**Fragmento proporcionado**
· · · ·

Aunque cada vez quedan menos, soy de los que, cuando se cruza con dos árboles que están a una distancia cercana, no puede evitar ver con claridad una portería. Una portería de larguero imaginado como esas que me vieron crecer en las calles, callejones y parques de mi barrio, con un balón siempre en la mano. Se me dibuja una sonrisa y me voy perdiendo por recuerdos que me llevan a esos partidos de liga después de viajes interminables en autobús, o a esos otros improvisados, en zapatos y ropa de vestir, aprovechando la ausencia de algún profesor en el instituto. Lo que importaba era vivir un deporte que nos hacía soñar cada día. La pasión que tengo por el deporte en general y por el fútbol en particular –sigo jugando y, cuando puedo, me acerco al estadio a ver a mi equipo– hace que intente perdonarle todo aquello que no me gusta, aunque cada vez me resulta más difícil.
Observo el lamentable espectáculo en el que muchos han ido convirtiendo este deporte y la sonrisa se desvanece en un completo desencanto. Cada vez entiendo más a los que critican el circo mediático, simplón, en el que se va transformando un juego tan profundo y complejo. Como si hubieran entrado en mi casa, durante mi ausencia, y la hubiesen desvalijado, apenas encuentro ya esas sensaciones que de niño me hacían temblar de ilusión. Sea por la saturación de partidos, la relevancia injustificada de todo lo que le rodea, los salarios criminales o por ese olor a mafia y corrupción que no se disimula ni con el perfume más caro de sus estrellas mediáticas, lo cierto es que ya no siento ni puedo sentir lo mismo.
Las multinacionales, los grandes grupos de comunicación, los bancos y los patrocinadores extranjeros se reparten un pastel que cada vez sabe más a plástico y petróleo, a niños cosiendo a mano en países despedazados y a un guion teatral que escriben los mismos que pisotean los derechos humanos y financian el terrorismo mientras limpian su imagen dejando su nombre en una camiseta. Las victorias se calculan en euros y, en euros, se amañan eliminatorias, se compran derechos de transmisión y se ceden jugadores desconocidos, engañados, para blanquear un dinero negro que se comporta como el cáncer de un deporte agonizante.

· · · ·

**Tareas del ejercicio**
- A) Indica si cada afirmación concuerda con el texto sobre el fútbol y responde sí o no citando literalmente las palabras decisivas: (i) Quien narra ya no juega al fútbol. (ii) Quien narra jugaba partidos improvisados en el instituto cuando faltaba algún profesor. (iii) Quien narra sigue sintiendo lo mismo que de niño.
- B) Prosigue, por favor, el texto sobre el fútbol a partir de su última oración.

**Conjunto de líneas**

· · · ·

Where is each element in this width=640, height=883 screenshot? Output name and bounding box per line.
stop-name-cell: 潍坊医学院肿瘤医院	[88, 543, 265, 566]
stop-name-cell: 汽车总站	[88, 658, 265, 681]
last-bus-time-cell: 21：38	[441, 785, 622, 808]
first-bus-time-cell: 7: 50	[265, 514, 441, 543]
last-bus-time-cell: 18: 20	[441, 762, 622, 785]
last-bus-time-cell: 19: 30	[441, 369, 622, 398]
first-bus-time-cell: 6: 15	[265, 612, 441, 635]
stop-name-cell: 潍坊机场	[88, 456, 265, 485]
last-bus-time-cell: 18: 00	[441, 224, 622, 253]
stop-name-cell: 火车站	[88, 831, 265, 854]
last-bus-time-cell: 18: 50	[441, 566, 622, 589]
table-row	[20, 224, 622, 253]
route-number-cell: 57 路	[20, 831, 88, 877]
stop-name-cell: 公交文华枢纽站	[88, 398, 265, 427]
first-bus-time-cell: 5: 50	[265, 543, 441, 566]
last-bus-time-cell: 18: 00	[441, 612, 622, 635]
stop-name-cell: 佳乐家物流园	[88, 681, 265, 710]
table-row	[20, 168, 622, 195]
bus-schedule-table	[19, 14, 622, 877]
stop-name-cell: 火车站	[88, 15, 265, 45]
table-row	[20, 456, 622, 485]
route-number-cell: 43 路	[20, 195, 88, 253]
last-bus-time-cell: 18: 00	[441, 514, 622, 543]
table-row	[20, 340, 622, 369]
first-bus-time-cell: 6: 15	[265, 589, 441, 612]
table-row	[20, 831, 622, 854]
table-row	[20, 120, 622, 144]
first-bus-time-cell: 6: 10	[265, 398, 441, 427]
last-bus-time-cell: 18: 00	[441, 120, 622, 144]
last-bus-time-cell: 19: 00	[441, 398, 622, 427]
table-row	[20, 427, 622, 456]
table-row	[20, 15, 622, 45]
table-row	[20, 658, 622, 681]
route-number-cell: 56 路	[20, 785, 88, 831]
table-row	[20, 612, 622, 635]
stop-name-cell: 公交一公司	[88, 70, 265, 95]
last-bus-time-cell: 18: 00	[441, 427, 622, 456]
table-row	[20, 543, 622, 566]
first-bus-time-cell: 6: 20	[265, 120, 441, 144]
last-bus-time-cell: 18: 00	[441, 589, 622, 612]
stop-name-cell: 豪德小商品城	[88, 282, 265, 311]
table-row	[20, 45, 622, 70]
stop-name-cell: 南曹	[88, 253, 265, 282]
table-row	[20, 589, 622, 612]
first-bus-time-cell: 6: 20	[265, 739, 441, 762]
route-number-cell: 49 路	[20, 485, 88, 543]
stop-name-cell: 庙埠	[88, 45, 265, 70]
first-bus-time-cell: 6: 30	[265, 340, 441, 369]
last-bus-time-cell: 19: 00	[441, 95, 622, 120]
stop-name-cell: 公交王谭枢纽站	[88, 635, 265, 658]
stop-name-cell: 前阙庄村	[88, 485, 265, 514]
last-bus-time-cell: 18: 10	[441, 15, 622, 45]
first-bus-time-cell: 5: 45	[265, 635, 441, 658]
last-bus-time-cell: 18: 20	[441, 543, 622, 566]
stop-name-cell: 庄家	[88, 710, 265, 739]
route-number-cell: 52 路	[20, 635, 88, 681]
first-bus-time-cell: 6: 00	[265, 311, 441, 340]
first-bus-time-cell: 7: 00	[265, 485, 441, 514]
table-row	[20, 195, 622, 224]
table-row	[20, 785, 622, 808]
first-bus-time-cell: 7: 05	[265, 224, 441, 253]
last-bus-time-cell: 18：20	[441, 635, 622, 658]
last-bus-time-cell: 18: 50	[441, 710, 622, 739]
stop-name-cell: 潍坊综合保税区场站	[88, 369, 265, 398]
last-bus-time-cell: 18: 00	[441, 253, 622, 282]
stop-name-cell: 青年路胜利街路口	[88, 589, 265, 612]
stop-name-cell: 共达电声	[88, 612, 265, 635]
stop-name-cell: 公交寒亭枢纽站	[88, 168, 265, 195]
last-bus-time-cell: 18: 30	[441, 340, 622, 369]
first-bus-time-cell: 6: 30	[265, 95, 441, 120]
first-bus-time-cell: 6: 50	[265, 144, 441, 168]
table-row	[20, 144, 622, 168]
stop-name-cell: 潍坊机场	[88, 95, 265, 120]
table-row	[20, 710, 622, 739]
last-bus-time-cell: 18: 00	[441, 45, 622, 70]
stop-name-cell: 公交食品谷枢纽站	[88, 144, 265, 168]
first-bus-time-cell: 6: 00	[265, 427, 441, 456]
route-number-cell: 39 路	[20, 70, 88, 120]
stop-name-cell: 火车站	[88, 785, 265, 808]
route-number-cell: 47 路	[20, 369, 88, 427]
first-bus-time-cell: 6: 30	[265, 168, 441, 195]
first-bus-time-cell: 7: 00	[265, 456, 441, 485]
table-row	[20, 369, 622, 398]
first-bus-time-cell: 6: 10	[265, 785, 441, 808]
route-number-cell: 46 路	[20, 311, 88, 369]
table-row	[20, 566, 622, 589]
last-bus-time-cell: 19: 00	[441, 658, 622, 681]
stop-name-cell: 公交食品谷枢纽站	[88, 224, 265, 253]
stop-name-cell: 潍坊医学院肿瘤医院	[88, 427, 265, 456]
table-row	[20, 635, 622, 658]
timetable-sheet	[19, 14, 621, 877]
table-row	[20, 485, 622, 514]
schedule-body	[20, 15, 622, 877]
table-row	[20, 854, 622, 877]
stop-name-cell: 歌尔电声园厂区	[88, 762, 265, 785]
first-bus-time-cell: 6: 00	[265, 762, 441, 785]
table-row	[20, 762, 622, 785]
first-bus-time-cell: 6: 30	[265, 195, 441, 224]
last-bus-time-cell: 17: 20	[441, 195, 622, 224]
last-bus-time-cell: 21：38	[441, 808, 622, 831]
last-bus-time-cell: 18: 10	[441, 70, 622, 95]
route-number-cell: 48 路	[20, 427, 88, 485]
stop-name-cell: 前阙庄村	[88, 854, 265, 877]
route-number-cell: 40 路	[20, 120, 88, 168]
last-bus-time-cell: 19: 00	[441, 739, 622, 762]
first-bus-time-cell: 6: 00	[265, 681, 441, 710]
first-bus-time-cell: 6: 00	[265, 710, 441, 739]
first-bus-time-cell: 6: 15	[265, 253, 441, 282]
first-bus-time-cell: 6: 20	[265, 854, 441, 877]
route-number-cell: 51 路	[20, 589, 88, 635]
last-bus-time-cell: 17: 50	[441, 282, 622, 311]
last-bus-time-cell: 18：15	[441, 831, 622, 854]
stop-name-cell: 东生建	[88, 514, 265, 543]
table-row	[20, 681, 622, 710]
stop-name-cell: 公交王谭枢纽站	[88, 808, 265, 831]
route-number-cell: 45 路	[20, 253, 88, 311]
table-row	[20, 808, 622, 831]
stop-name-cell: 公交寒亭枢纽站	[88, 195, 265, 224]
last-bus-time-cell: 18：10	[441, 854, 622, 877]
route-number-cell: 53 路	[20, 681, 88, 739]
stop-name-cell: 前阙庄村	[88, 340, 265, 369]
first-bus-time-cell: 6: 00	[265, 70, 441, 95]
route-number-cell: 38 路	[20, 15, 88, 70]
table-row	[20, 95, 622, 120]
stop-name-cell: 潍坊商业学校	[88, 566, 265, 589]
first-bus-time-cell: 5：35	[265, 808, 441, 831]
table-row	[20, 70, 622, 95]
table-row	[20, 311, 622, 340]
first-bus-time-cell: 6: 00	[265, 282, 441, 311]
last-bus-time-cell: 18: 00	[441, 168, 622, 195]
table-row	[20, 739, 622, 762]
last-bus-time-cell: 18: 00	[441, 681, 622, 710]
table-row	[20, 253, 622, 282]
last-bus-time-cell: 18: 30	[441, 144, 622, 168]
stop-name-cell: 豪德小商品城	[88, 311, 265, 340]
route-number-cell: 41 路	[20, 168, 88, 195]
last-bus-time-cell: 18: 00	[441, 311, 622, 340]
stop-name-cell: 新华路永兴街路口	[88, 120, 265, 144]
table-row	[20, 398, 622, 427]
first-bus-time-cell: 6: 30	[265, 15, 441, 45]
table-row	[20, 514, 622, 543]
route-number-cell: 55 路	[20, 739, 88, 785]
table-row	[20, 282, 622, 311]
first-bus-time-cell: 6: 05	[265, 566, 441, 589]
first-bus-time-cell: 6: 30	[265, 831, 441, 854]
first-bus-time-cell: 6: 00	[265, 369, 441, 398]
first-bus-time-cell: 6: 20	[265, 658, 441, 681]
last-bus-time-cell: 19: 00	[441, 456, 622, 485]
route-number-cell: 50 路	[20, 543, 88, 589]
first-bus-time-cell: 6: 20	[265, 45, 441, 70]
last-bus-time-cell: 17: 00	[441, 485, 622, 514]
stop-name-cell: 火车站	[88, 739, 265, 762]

· · · ·

**Respuestas por tarea**
- A)
(i) No: «sigo jugando».
(ii) Sí: «aprovechando la ausencia de algún profesor en el instituto».
(iii) No: «ya no siento ni puedo sentir lo mismo».

- B)
No es justo generalizar y claro que sigo sintiendo, en ocasiones, esa chispa que me hace vibrar. Es cierto que quedan profesionales admirables. Pero muchos jugadores parecen recién salidos de una fábrica de clones y, con un vocabulario limitado a unas cuantas palabras, actúan con la misma insolencia y desfachatez con la que actúan sus clubes y representantes. El ejemplo que dan a los niños que se inician en este mundo es, salvo excepciones, que todo vale con tal de preservar tu caché: el narcisismo enfermizo, la competitividad más insana, el desprecio por los compañeros… Y en este guion, algunos periodistas deportivos y comentaristas –los hay que apenas saben escribir o analizar una táctica– son los que jalean, los hooligans encargados de calentar el ambiente para poder vender luego, en un negocio redondo, la violencia de esos supuestos aficionados que han visto en el fútbol su campo de batalla perfecta, el vertedero donde vomitar todas sus frustraciones.
Me queda la esperanza de seguir escuchando a niños que sueñan con el partido que tienen después de las clases y a niñas que, con un balón en los pies, gritan que necesitamos un mundo más justo. Y me queda la alegría de ver, allí donde la pobreza campa a sus anchas, a esos pequeños que la regatean sonriendo, ilusionados, jugando al fútbol con una lata o un trapo anudado. Son ellos, junto a quienes pagan por jugar cada semana, con los amigos del barrio, los que siguen manteniendo viva la magia de un deporte que se va apagando poco a poco, y que apenas sigue brillando en los estadios de algunos clubes o en las botas de algunos futbolistas que deslumbran con su talento.
Ojalá llegue un día en el que los dueños de este deporte no sean empresarios y mafiosos que sólo ven en él una inversión segura para mantener su imperio. Ojalá el fútbol se salve. Mientras sigan esos señores haciendo de él un espectáculo a su antojo, no creo que su encanto resista mucho más. Ellos no lo aman, no lo practicaron nunca y jamás verán, como vemos algunos, una portería entre dos árboles. A veces, incluso, tengo la impresión de que quienes han ido dejando sin árboles mi barrio son los mismos que están robando la magia al deporte más maravilloso que he practicado nunca.